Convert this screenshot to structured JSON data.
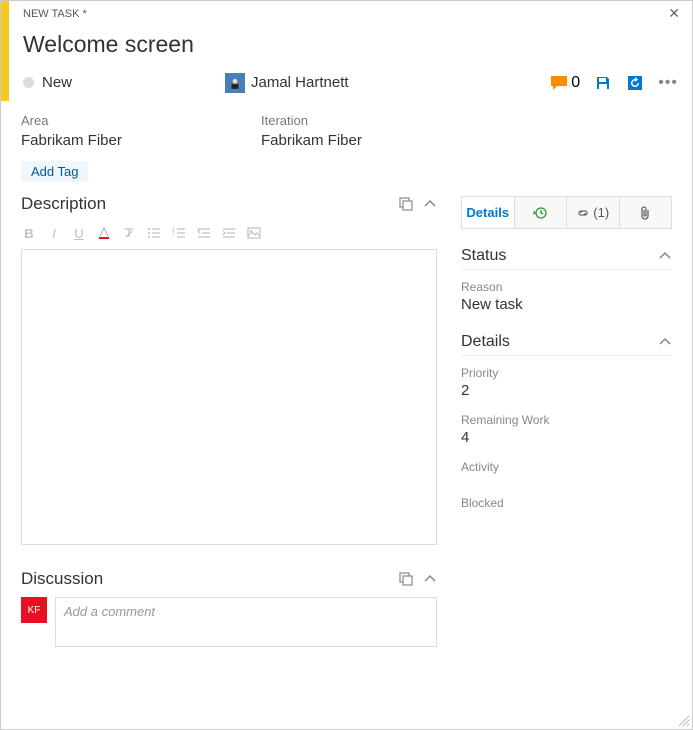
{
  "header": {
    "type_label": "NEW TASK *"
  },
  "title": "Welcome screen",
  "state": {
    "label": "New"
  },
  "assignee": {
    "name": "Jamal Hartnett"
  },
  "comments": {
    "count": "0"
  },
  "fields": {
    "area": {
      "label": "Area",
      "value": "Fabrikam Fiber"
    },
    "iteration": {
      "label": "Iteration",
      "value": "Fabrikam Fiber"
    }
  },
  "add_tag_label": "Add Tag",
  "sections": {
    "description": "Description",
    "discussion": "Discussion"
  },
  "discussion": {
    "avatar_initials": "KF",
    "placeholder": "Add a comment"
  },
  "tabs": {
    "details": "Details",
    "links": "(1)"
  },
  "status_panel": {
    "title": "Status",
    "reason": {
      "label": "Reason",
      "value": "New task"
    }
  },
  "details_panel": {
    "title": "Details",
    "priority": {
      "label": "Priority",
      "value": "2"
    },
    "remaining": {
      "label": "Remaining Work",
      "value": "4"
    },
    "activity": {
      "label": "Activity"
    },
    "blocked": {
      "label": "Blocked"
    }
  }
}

-*-*-

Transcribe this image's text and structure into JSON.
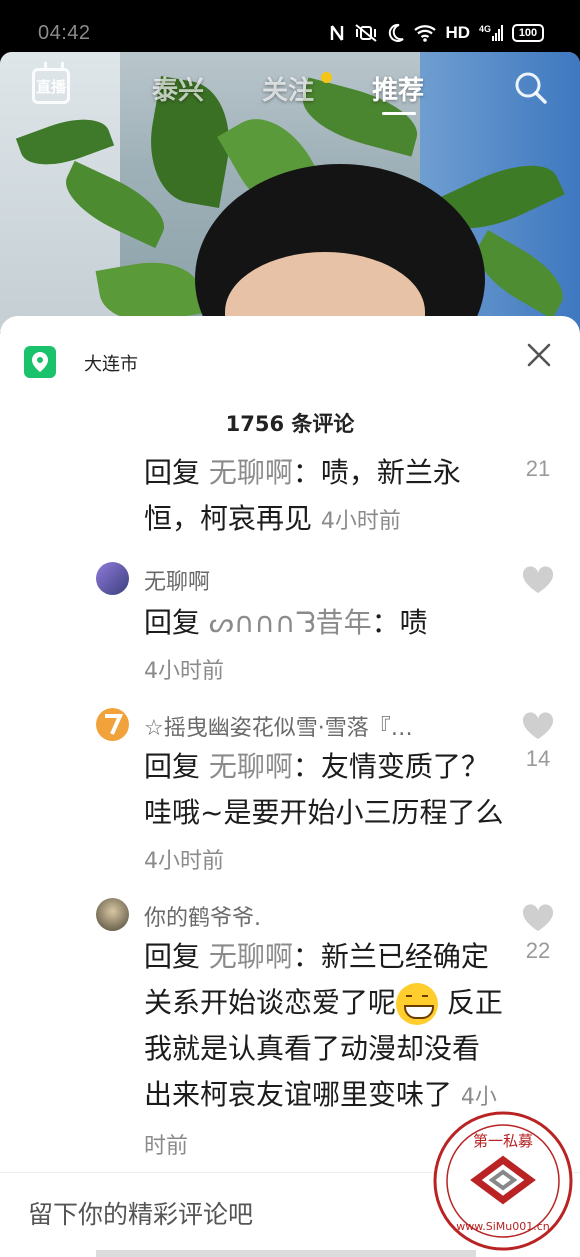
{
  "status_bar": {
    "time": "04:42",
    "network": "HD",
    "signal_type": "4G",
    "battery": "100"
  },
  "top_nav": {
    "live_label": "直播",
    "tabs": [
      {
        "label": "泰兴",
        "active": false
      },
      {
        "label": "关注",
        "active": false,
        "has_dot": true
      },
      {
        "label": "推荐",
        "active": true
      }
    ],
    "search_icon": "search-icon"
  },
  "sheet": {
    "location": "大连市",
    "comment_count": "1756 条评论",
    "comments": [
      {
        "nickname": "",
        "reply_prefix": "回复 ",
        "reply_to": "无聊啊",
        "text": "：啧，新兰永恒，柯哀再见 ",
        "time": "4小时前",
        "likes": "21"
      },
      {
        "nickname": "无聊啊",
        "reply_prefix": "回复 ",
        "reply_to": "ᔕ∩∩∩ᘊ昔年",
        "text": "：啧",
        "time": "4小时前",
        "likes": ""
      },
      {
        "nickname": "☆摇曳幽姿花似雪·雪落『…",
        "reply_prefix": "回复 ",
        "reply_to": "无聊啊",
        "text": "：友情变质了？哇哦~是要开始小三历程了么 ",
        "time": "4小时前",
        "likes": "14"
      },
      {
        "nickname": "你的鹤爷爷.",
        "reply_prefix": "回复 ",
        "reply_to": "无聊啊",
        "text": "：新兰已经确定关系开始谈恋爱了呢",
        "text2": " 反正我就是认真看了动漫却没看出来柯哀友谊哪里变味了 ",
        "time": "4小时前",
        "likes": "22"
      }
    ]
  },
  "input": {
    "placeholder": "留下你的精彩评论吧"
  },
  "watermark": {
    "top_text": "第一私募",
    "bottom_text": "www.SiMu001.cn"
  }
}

-*-*-

▶ [Exercise requirements]
In the entries above, identify each line that includes the string "placeholder", then copy it.

▶ [The completed task]
    "placeholder": "Add a comment"
    "placeholder": "留下你的精彩评论吧"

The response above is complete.